▸ **What you will do**:
Retype everything from the start of the records down to the line containing "chart-c-y-tick-label: 10 xyxy=(42,472,52,482)", keeping each line exactly the same.

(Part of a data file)
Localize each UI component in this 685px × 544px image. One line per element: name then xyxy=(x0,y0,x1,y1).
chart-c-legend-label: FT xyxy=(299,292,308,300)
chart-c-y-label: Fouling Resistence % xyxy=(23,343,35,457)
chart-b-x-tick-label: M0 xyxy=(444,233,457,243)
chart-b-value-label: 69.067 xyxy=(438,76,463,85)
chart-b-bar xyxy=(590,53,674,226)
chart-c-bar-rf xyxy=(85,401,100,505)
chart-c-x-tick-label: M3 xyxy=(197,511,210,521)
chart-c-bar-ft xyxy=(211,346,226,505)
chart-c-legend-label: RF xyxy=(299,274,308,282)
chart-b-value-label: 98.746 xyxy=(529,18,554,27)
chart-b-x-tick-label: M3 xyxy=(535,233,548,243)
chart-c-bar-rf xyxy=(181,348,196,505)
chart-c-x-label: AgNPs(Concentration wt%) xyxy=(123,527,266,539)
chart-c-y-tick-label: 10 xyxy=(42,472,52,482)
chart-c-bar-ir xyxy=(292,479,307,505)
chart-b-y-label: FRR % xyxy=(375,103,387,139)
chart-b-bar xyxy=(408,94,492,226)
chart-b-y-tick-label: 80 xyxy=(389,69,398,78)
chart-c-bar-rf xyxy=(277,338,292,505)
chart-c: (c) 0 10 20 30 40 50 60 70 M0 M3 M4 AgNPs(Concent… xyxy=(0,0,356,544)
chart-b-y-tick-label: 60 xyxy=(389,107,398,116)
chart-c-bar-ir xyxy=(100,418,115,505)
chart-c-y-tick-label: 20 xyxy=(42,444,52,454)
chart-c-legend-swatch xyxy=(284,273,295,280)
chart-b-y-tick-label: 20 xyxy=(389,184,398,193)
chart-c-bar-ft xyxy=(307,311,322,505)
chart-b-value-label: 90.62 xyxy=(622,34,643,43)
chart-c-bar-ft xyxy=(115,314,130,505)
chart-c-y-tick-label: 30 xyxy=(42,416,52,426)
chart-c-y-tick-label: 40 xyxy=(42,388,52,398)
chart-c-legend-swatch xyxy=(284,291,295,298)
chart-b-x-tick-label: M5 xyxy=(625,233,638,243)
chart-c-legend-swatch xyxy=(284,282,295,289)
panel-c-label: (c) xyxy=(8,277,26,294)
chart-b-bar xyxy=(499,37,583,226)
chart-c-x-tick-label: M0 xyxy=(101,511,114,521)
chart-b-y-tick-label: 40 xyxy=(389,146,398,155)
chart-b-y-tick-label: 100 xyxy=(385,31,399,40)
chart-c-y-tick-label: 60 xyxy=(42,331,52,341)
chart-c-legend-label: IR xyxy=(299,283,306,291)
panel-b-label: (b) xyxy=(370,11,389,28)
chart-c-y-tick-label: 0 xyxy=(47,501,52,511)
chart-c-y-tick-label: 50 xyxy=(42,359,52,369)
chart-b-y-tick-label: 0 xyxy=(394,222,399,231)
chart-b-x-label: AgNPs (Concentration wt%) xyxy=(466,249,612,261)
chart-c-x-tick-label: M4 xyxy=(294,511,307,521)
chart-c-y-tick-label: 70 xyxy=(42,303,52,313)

▸ **Written answer**:
Localize each UI component in this 685px × 544px image. One line per element: name then xyxy=(x0,y0,x1,y1).
chart-c-legend-label: FT xyxy=(299,292,308,300)
chart-c-y-label: Fouling Resistence % xyxy=(23,343,35,457)
chart-b-x-tick-label: M0 xyxy=(444,233,457,243)
chart-b-value-label: 69.067 xyxy=(438,76,463,85)
chart-b-bar xyxy=(590,53,674,226)
chart-c-bar-rf xyxy=(85,401,100,505)
chart-c-x-tick-label: M3 xyxy=(197,511,210,521)
chart-c-bar-ft xyxy=(211,346,226,505)
chart-c-legend-label: RF xyxy=(299,274,308,282)
chart-b-value-label: 98.746 xyxy=(529,18,554,27)
chart-b-x-tick-label: M3 xyxy=(535,233,548,243)
chart-c-bar-rf xyxy=(181,348,196,505)
chart-c-x-label: AgNPs(Concentration wt%) xyxy=(123,527,266,539)
chart-c-y-tick-label: 10 xyxy=(42,472,52,482)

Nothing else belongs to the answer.